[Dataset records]
━━━━━━━━━━
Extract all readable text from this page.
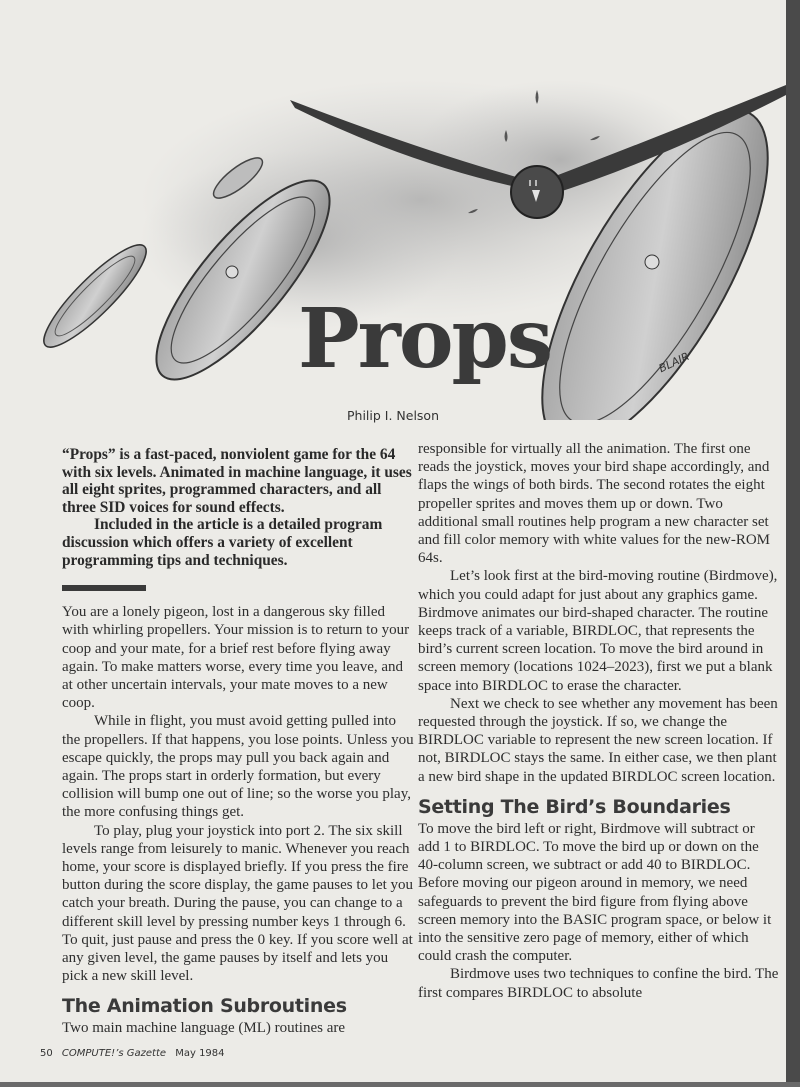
Props	BLAIR
Philip I. Nelson

“Props” is a fast-paced, nonviolent game for the 64 with six levels. Animated in machine language, it uses all eight sprites, programmed characters, and all three SID voices for sound effects.

Included in the article is a detailed program discussion which offers a variety of excellent programming tips and techniques.

You are a lonely pigeon, lost in a dangerous sky filled with whirling propellers. Your mission is to return to your coop and your mate, for a brief rest before flying away again. To make matters worse, every time you leave, and at other uncertain intervals, your mate moves to a new coop.

While in flight, you must avoid getting pulled into the propellers. If that happens, you lose points. Unless you escape quickly, the props may pull you back again and again. The props start in orderly formation, but every collision will bump one out of line; so the worse you play, the more confusing things get.

To play, plug your joystick into port 2. The six skill levels range from leisurely to manic. Whenever you reach home, your score is displayed briefly. If you press the fire button during the score display, the game pauses to let you catch your breath. During the pause, you can change to a different skill level by pressing number keys 1 through 6. To quit, just pause and press the 0 key. If you score well at any given level, the game pauses by itself and lets you pick a new skill level.

The Animation Subroutines

Two main machine language (ML) routines are

responsible for virtually all the animation. The first one reads the joystick, moves your bird shape accordingly, and flaps the wings of both birds. The second rotates the eight propeller sprites and moves them up or down. Two additional small routines help program a new character set and fill color memory with white values for the new-ROM 64s.

Let’s look first at the bird-moving routine (Birdmove), which you could adapt for just about any graphics game. Birdmove animates our bird-shaped character. The routine keeps track of a variable, BIRDLOC, that represents the bird’s current screen location. To move the bird around in screen memory (locations 1024–2023), first we put a blank space into BIRDLOC to erase the character.

Next we check to see whether any movement has been requested through the joystick. If so, we change the BIRDLOC variable to represent the new screen location. If not, BIRDLOC stays the same. In either case, we then plant a new bird shape in the updated BIRDLOC screen location.

Setting The Bird’s Boundaries

To move the bird left or right, Birdmove will subtract or add 1 to BIRDLOC. To move the bird up or down on the 40-column screen, we subtract or add 40 to BIRDLOC. Before moving our pigeon around in memory, we need safeguards to prevent the bird figure from flying above screen memory into the BASIC program space, or below it into the sensitive zero page of memory, either of which could crash the computer.

Birdmove uses two techniques to confine the bird. The first compares BIRDLOC to absolute

50 COMPUTE!’s Gazette May 1984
━━━━━━━━━━
Goal.
Reproduce all of the material above word for word. Omit the pictures.

Answer to this problem.
Extract all readable text from this page.
Props	BLAIR
Philip I. Nelson

“Props” is a fast-paced, nonviolent game for the 64 with six levels. Animated in machine language, it uses all eight sprites, programmed characters, and all three SID voices for sound effects.

Included in the article is a detailed program discussion which offers a variety of excellent programming tips and techniques.

You are a lonely pigeon, lost in a dangerous sky filled with whirling propellers. Your mission is to return to your coop and your mate, for a brief rest before flying away again. To make matters worse, every time you leave, and at other uncertain intervals, your mate moves to a new coop.

While in flight, you must avoid getting pulled into the propellers. If that happens, you lose points. Unless you escape quickly, the props may pull you back again and again. The props start in orderly formation, but every collision will bump one out of line; so the worse you play, the more confusing things get.

To play, plug your joystick into port 2. The six skill levels range from leisurely to manic. Whenever you reach home, your score is displayed briefly. If you press the fire button during the score display, the game pauses to let you catch your breath. During the pause, you can change to a different skill level by pressing number keys 1 through 6. To quit, just pause and press the 0 key. If you score well at any given level, the game pauses by itself and lets you pick a new skill level.

The Animation Subroutines

Two main machine language (ML) routines are

responsible for virtually all the animation. The first one reads the joystick, moves your bird shape accordingly, and flaps the wings of both birds. The second rotates the eight propeller sprites and moves them up or down. Two additional small routines help program a new character set and fill color memory with white values for the new-ROM 64s.

Let’s look first at the bird-moving routine (Birdmove), which you could adapt for just about any graphics game. Birdmove animates our bird-shaped character. The routine keeps track of a variable, BIRDLOC, that represents the bird’s current screen location. To move the bird around in screen memory (locations 1024–2023), first we put a blank space into BIRDLOC to erase the character.

Next we check to see whether any movement has been requested through the joystick. If so, we change the BIRDLOC variable to represent the new screen location. If not, BIRDLOC stays the same. In either case, we then plant a new bird shape in the updated BIRDLOC screen location.

Setting The Bird’s Boundaries

To move the bird left or right, Birdmove will subtract or add 1 to BIRDLOC. To move the bird up or down on the 40-column screen, we subtract or add 40 to BIRDLOC. Before moving our pigeon around in memory, we need safeguards to prevent the bird figure from flying above screen memory into the BASIC program space, or below it into the sensitive zero page of memory, either of which could crash the computer.

Birdmove uses two techniques to confine the bird. The first compares BIRDLOC to absolute

50 COMPUTE!’s Gazette May 1984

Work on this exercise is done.